What the exercise asks: Collect every line of the data below that contains the string "Videos". Matching is case-sensitive.

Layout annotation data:
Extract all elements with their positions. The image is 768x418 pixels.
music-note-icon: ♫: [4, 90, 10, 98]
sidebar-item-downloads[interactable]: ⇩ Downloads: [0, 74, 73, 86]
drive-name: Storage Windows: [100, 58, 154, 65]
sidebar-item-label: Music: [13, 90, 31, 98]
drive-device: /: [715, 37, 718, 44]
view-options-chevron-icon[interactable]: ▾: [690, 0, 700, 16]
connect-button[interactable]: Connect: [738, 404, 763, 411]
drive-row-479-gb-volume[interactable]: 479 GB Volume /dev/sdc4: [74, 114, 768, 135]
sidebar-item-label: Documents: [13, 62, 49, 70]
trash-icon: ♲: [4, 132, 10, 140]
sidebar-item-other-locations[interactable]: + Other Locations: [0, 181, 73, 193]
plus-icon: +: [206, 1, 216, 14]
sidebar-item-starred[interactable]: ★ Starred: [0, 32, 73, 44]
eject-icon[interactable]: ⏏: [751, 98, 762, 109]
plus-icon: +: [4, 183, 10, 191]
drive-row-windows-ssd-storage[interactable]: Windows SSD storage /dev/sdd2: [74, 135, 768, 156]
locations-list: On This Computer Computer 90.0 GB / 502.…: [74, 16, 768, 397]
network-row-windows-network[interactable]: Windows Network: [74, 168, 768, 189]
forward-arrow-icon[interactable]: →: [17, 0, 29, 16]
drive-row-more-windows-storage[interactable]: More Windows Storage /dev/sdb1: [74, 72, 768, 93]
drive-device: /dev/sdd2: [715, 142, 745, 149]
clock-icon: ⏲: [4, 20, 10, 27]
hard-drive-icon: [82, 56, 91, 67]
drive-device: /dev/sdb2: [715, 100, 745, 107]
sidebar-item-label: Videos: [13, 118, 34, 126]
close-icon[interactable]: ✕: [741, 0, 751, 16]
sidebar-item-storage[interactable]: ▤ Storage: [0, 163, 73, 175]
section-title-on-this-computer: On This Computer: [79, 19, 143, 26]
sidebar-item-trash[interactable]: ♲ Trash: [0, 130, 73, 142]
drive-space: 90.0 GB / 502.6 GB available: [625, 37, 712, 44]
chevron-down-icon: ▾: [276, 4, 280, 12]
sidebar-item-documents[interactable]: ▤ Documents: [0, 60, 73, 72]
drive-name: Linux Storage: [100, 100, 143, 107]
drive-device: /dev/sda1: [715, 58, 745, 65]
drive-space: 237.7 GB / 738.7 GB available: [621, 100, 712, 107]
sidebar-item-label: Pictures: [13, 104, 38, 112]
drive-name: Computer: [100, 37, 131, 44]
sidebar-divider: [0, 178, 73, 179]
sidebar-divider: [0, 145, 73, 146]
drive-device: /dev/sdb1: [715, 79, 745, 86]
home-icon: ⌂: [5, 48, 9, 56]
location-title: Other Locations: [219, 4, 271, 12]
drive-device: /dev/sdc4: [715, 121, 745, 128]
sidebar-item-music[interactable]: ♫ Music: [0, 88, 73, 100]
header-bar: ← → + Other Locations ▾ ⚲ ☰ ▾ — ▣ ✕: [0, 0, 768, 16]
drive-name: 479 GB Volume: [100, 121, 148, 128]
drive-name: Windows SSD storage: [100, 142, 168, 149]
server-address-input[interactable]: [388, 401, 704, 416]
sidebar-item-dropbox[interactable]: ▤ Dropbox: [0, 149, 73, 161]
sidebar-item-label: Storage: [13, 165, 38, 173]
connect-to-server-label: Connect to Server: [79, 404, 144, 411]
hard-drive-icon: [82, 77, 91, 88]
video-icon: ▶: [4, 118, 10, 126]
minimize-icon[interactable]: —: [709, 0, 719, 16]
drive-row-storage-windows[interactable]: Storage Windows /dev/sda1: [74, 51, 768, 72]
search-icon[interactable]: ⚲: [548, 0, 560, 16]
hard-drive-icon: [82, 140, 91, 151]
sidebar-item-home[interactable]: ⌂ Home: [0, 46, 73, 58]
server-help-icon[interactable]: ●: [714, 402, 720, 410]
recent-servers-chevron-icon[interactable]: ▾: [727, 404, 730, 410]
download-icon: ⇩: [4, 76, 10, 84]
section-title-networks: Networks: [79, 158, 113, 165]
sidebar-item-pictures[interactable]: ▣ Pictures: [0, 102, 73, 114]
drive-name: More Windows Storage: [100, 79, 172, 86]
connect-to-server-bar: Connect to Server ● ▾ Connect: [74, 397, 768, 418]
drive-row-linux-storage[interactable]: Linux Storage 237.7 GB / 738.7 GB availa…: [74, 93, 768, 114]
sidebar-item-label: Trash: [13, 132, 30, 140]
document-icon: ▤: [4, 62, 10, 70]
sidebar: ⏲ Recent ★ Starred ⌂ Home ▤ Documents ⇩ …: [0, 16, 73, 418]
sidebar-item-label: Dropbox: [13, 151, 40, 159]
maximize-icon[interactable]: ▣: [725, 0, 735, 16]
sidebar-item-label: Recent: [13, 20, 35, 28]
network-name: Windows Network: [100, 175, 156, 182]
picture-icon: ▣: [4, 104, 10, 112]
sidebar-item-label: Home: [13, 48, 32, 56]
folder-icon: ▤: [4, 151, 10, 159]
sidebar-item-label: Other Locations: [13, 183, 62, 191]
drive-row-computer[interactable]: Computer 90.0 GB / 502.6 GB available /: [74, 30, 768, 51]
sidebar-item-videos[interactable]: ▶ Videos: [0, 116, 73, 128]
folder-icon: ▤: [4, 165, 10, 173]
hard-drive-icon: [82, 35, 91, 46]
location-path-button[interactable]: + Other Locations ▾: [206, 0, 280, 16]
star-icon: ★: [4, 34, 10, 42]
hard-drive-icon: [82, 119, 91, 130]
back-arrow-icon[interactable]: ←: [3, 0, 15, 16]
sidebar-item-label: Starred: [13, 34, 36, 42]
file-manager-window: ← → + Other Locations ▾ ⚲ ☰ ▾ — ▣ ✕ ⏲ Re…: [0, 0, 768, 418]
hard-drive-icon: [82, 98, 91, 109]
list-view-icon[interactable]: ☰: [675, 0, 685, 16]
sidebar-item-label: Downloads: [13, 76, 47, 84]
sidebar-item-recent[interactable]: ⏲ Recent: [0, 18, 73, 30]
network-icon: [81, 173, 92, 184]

Finished exercise:
sidebar-item-label: Videos: [13, 118, 34, 126]
sidebar-item-videos[interactable]: ▶ Videos: [0, 116, 73, 128]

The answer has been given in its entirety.